Pick out every line with the word "this" and copy it.

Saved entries
════════════════

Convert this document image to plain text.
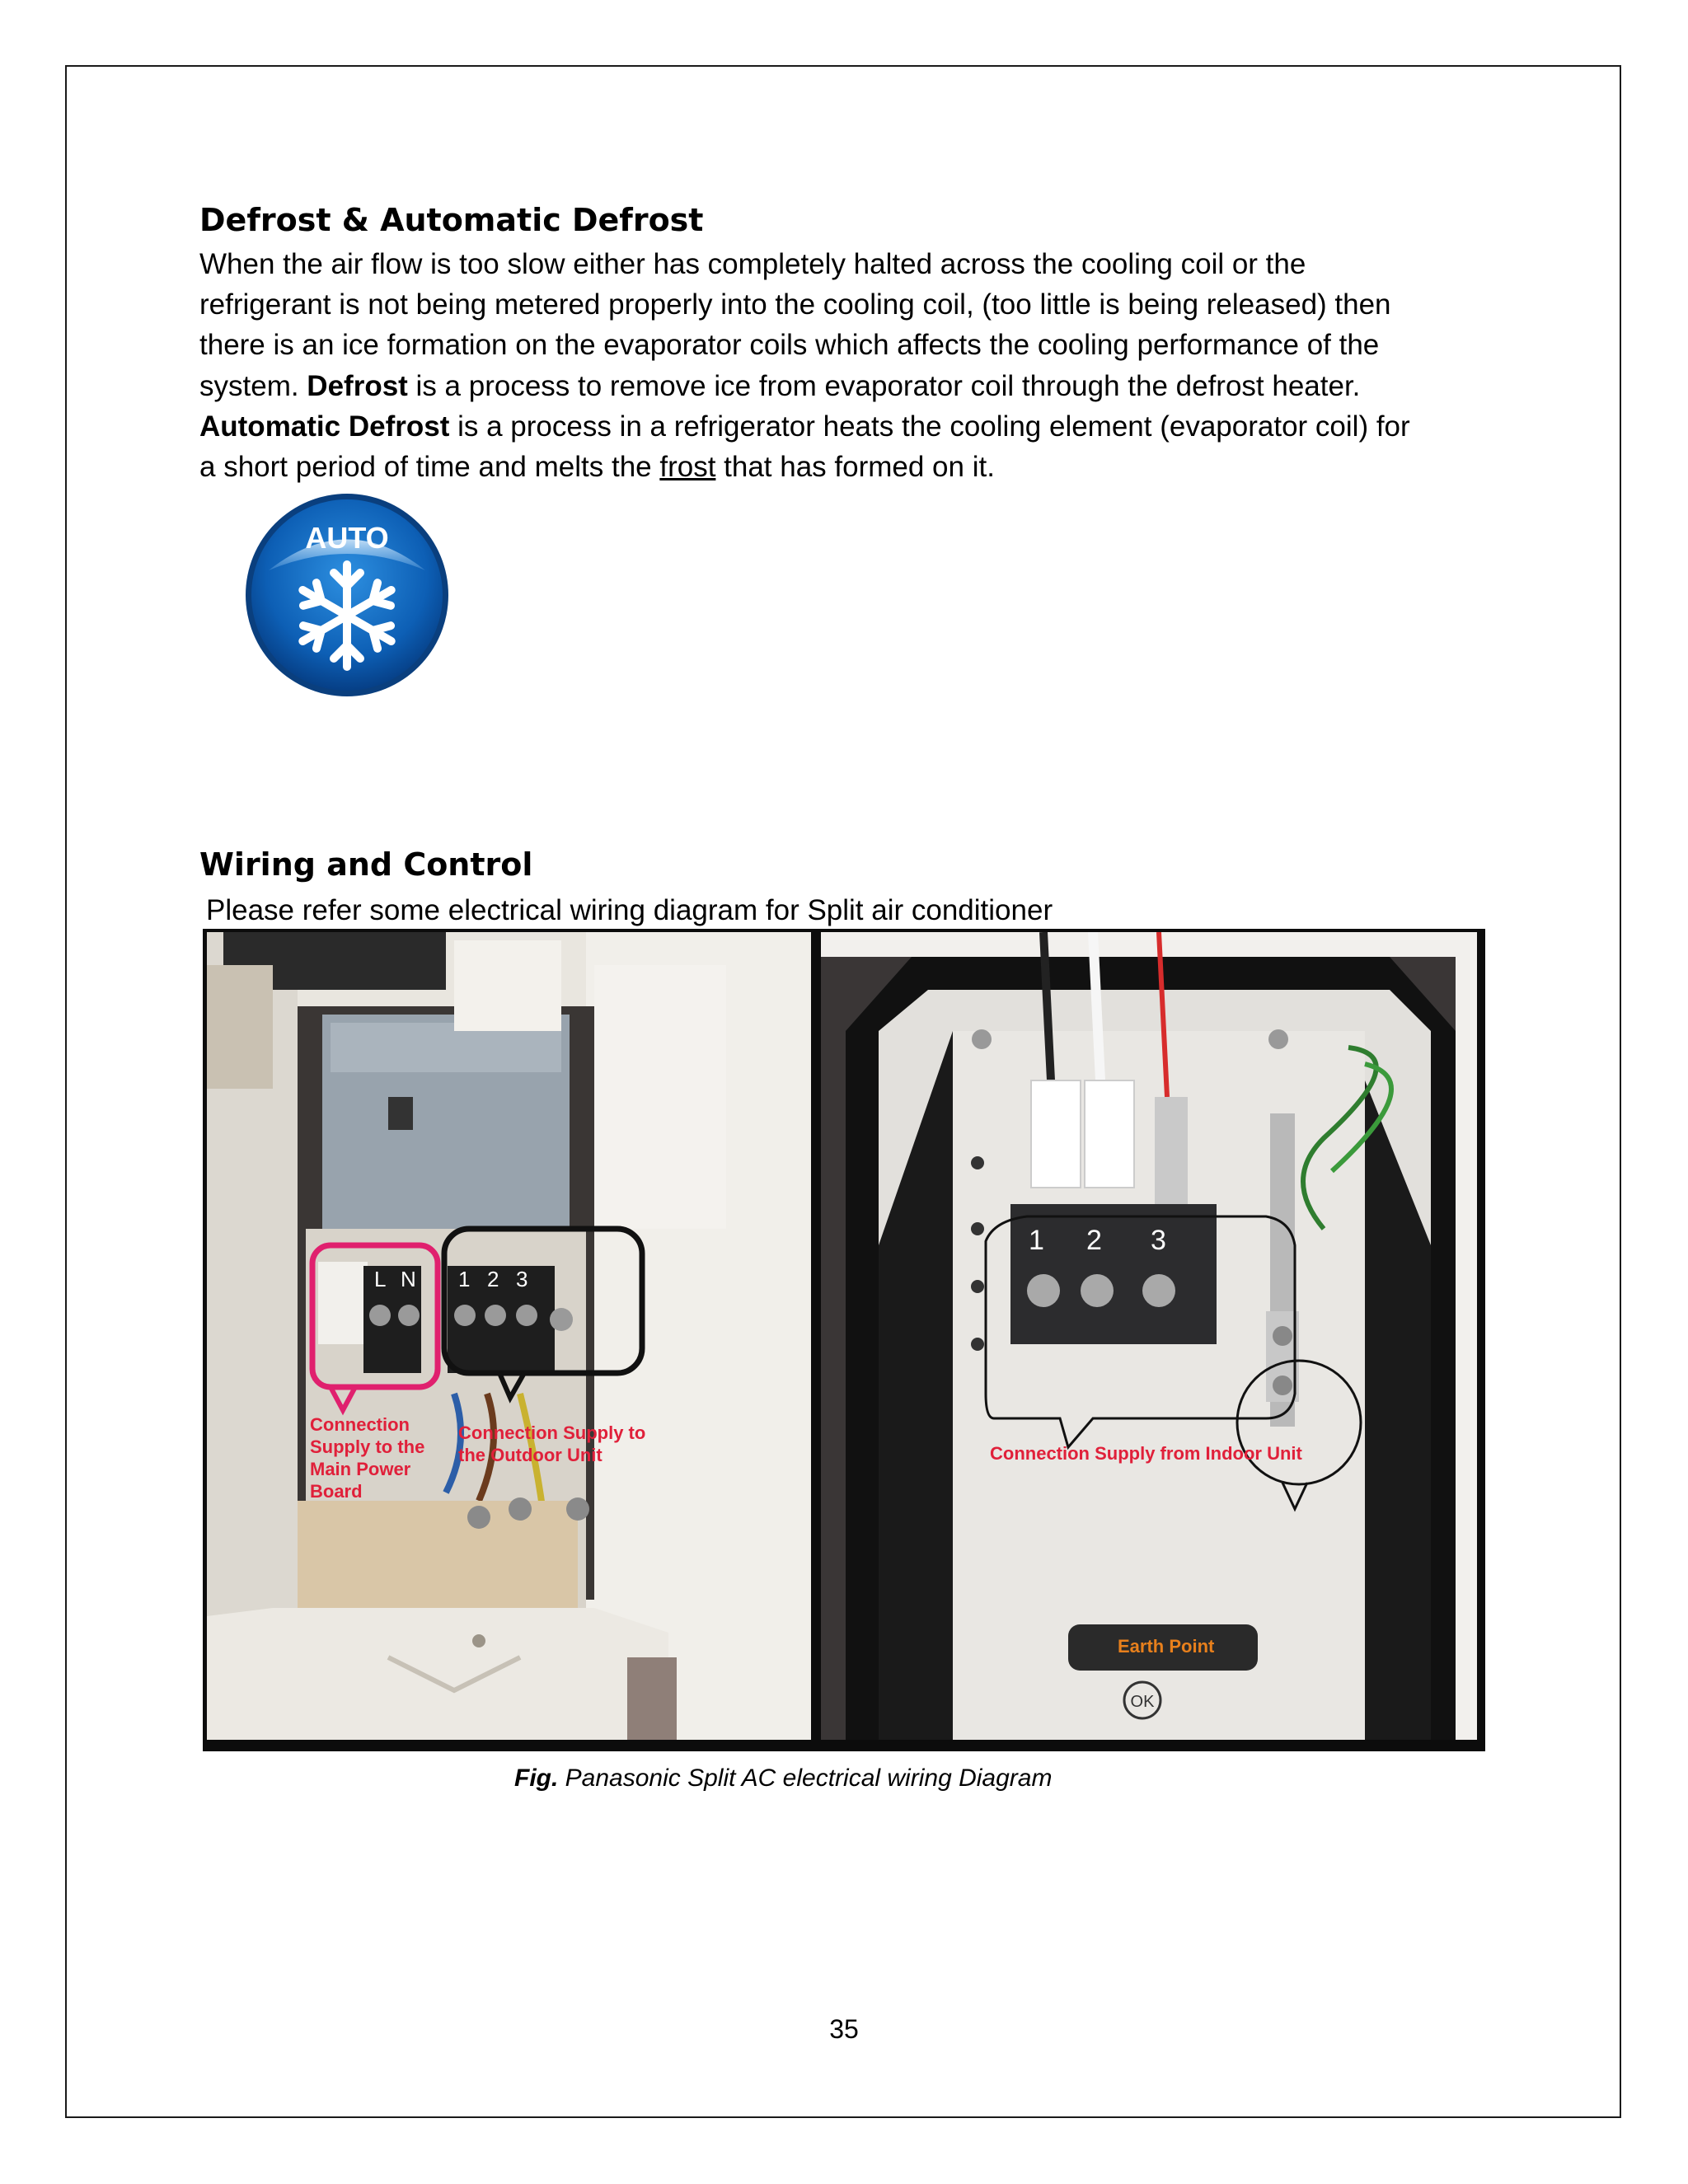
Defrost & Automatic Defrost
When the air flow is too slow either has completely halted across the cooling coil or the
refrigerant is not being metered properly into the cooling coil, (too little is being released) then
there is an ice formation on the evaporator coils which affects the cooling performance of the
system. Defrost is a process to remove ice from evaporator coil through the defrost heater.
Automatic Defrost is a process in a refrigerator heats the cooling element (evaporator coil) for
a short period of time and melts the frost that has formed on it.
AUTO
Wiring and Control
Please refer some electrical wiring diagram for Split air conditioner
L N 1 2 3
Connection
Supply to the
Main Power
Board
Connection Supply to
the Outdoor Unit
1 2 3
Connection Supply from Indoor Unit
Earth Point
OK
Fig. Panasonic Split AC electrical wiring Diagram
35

════════════════

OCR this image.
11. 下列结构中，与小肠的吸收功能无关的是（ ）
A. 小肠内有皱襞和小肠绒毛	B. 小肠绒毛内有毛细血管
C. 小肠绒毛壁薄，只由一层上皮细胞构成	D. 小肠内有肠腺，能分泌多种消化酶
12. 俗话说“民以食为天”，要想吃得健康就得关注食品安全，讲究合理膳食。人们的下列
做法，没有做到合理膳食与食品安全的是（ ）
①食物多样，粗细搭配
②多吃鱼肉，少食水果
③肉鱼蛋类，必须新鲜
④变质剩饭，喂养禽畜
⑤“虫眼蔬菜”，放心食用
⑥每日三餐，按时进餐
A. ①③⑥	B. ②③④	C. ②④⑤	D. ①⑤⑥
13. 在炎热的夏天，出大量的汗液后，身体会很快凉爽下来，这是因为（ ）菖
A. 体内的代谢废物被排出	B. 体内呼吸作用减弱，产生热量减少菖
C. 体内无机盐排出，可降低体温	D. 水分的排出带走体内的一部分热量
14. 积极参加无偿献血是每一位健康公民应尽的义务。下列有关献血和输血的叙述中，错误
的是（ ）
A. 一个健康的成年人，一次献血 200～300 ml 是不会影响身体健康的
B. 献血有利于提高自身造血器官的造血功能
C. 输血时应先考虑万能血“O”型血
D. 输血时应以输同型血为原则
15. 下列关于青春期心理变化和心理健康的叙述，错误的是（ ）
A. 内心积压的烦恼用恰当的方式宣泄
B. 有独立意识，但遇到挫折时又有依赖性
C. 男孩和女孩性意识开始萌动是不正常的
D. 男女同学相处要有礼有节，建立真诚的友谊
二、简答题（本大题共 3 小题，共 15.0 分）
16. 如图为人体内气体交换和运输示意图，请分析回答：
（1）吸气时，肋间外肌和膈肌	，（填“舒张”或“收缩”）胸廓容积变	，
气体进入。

════════════════

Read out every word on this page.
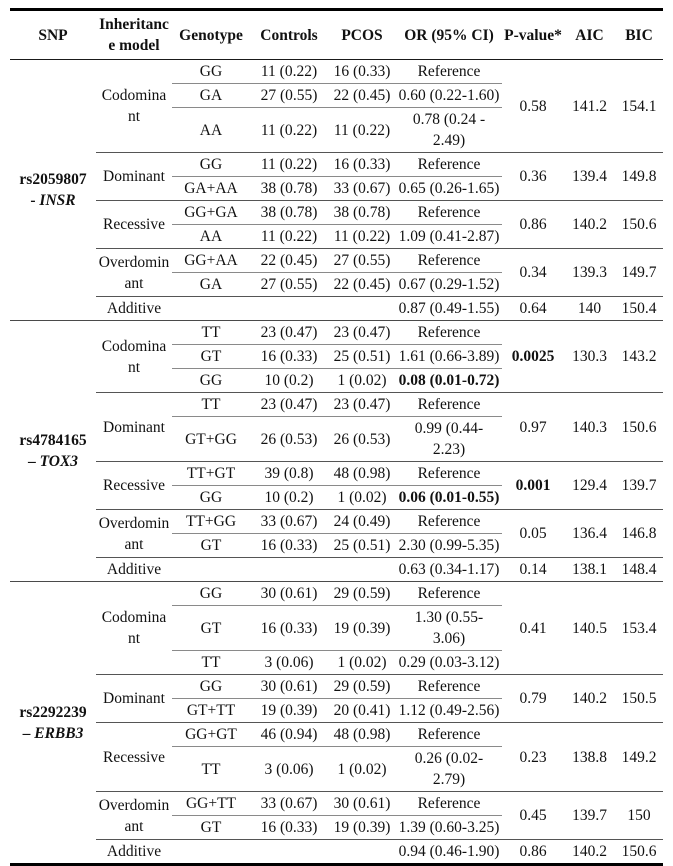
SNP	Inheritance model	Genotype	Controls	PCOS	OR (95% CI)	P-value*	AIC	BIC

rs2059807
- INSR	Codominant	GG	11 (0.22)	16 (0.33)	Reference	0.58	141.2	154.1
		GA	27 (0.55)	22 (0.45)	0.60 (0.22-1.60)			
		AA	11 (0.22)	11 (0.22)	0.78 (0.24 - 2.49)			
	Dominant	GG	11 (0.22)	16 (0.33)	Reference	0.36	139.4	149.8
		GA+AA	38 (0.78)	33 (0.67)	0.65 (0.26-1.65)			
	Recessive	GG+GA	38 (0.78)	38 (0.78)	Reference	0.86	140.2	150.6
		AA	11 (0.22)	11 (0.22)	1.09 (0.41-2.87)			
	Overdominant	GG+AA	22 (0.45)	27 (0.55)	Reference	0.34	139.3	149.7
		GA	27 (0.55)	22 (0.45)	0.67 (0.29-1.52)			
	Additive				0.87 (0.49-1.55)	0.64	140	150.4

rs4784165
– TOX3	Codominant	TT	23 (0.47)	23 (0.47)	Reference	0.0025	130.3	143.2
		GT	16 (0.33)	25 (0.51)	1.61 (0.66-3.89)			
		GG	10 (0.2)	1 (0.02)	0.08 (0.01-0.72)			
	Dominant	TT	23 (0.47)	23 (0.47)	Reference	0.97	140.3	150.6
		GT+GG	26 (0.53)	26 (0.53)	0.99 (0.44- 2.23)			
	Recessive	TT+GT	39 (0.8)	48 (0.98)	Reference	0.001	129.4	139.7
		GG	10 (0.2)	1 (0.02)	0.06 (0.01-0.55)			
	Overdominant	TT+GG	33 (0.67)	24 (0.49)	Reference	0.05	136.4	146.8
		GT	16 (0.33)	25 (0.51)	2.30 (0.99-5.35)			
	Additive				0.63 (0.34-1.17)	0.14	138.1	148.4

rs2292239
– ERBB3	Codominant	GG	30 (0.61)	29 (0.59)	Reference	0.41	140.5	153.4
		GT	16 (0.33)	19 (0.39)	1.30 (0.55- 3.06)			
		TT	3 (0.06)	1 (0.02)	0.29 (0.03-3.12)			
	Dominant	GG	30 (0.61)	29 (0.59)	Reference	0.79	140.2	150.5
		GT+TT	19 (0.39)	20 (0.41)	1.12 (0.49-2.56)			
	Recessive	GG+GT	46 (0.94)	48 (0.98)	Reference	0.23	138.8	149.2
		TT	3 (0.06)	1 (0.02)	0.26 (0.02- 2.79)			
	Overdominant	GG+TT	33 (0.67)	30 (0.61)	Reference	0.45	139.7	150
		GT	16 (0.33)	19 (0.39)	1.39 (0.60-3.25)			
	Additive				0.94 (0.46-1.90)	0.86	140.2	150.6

════════════════

FULL OUTPUT:
Convert this document image to plain text.
OCR this image.
Read out every word on this page.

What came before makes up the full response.